Records provided:
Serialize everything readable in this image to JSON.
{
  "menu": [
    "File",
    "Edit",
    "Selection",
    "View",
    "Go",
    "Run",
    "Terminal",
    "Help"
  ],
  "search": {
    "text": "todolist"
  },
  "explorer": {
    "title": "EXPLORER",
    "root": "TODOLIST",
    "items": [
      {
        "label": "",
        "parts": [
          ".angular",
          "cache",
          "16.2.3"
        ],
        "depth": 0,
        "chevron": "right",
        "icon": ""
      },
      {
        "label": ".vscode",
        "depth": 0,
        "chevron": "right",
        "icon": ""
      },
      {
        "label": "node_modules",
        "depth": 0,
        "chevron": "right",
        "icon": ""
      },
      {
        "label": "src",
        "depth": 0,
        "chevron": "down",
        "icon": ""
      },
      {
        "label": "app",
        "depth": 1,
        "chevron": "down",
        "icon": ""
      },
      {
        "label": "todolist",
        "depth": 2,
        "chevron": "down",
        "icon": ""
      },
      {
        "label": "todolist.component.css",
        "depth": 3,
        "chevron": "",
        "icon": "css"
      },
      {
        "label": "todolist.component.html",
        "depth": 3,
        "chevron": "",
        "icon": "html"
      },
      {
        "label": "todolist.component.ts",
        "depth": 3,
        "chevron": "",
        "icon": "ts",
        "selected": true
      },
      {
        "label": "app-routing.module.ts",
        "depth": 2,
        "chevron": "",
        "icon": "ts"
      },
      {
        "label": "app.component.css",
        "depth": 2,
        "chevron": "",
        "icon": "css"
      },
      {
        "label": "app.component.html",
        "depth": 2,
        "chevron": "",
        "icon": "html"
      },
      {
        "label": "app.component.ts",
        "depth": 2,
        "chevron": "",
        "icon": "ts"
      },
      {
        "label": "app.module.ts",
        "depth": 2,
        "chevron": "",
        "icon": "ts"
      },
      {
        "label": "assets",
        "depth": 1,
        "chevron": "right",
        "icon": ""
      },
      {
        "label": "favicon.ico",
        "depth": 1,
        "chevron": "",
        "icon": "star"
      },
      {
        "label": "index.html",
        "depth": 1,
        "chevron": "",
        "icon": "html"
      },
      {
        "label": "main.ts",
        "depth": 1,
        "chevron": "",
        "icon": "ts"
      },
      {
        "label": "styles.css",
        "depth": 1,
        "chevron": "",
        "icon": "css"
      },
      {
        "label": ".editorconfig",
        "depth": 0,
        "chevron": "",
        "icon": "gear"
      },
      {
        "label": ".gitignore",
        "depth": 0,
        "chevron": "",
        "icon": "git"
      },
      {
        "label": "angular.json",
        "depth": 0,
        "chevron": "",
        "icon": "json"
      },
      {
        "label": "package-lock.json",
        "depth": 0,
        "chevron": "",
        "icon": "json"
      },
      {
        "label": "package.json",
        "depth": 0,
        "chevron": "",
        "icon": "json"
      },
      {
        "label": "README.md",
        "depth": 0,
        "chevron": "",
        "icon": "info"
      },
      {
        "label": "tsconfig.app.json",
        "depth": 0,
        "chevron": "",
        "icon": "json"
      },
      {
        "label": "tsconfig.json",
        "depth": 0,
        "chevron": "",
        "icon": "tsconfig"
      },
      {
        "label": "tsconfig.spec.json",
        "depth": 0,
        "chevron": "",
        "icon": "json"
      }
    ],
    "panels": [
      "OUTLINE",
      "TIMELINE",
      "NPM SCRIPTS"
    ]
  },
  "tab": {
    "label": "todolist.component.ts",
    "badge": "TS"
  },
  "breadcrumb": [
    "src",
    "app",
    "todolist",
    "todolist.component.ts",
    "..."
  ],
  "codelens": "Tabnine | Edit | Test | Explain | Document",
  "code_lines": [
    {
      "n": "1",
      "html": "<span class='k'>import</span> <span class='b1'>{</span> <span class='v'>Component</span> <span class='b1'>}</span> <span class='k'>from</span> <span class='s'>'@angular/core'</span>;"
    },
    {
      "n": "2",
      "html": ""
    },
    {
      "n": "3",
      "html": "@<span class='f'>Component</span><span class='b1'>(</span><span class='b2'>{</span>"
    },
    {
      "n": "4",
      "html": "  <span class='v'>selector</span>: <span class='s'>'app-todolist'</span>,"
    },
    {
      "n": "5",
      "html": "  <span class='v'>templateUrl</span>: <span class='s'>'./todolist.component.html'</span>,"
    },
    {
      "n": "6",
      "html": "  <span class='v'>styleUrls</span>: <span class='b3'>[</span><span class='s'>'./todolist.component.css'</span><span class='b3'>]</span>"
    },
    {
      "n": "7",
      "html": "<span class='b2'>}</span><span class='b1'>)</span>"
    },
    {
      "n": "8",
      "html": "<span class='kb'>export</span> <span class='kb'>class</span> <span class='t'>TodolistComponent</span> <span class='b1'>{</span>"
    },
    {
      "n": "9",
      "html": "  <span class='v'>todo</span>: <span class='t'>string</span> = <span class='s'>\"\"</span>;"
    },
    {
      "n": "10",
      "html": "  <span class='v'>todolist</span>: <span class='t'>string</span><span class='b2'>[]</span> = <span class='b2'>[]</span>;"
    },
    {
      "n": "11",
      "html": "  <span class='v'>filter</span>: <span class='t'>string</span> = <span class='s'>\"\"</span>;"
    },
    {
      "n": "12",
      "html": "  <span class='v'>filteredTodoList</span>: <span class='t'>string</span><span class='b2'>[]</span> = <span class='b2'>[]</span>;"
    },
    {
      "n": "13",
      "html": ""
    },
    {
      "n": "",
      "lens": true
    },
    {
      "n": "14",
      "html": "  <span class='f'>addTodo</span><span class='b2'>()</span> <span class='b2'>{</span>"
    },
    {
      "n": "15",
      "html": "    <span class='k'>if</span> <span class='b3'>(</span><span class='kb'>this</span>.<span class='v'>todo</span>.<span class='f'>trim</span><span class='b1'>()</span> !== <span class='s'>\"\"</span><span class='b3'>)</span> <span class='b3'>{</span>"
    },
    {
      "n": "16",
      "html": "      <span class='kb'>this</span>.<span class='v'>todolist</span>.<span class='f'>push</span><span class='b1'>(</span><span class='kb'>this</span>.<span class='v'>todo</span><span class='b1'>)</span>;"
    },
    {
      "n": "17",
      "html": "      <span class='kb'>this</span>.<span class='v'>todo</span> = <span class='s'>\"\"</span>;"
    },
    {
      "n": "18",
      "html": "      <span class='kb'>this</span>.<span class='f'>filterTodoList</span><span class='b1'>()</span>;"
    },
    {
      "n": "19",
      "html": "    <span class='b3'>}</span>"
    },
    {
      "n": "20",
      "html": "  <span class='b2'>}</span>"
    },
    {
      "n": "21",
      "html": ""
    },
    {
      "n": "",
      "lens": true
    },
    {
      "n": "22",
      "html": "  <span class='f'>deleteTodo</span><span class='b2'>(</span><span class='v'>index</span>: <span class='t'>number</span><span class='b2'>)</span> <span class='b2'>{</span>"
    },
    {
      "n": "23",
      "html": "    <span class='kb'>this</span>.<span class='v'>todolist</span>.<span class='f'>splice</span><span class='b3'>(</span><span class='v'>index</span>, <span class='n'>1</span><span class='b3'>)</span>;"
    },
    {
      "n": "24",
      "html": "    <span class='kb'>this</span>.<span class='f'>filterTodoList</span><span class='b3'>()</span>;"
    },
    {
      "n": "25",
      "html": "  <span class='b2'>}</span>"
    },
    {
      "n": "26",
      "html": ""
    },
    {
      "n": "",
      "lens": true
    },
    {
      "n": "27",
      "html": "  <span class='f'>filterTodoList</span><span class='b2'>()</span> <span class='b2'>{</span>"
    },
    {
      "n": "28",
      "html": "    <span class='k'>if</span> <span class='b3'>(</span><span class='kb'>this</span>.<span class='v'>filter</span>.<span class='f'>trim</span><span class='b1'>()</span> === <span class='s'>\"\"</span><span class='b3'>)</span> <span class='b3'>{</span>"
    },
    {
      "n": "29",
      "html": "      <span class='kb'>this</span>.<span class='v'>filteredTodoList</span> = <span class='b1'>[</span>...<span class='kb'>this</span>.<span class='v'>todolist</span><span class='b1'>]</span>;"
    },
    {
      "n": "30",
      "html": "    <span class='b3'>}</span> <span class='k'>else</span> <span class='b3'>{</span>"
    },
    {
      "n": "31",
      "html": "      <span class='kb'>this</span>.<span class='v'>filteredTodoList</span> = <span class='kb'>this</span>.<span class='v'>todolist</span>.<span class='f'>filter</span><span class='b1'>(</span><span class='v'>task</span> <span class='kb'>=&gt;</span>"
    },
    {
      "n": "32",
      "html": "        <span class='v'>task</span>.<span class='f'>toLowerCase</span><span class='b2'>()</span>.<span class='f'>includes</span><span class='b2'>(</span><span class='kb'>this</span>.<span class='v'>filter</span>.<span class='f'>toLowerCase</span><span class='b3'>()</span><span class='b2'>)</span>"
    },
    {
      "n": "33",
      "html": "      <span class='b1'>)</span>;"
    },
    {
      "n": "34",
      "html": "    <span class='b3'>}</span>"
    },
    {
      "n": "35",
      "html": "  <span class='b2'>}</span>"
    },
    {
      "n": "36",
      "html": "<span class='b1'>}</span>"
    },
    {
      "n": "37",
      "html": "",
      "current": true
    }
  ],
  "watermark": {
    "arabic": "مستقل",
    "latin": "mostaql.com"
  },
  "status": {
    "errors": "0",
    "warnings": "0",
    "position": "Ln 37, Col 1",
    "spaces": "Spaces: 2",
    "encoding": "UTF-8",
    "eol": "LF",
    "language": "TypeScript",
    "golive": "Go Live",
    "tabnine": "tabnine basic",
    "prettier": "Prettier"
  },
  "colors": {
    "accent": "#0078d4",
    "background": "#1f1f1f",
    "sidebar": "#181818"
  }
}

Job:
Pick each line holding the word "filteredTodoList" out of the listing.

Answer in full:
      "html": "  <span class='v'>filteredTodoList</span>: <span class='t'>string</span><span class='b2'>[]</span> = <span class='b2'>[]</span>;"
      "html": "      <span class='kb'>this</span>.<span class='v'>filteredTodoList</span> = <span class='b1'>[</span>...<span class='kb'>this</span>.<span class='v'>todolist</span><span class='b1'>]</span>;"
      "html": "      <span class='kb'>this</span>.<span class='v'>filteredTodoList</span> = <span class='kb'>this</span>.<span class='v'>todolist</span>.<span class='f'>filter</span><span class='b1'>(</span><span class='v'>task</span> <span class='kb'>=&gt;</span>"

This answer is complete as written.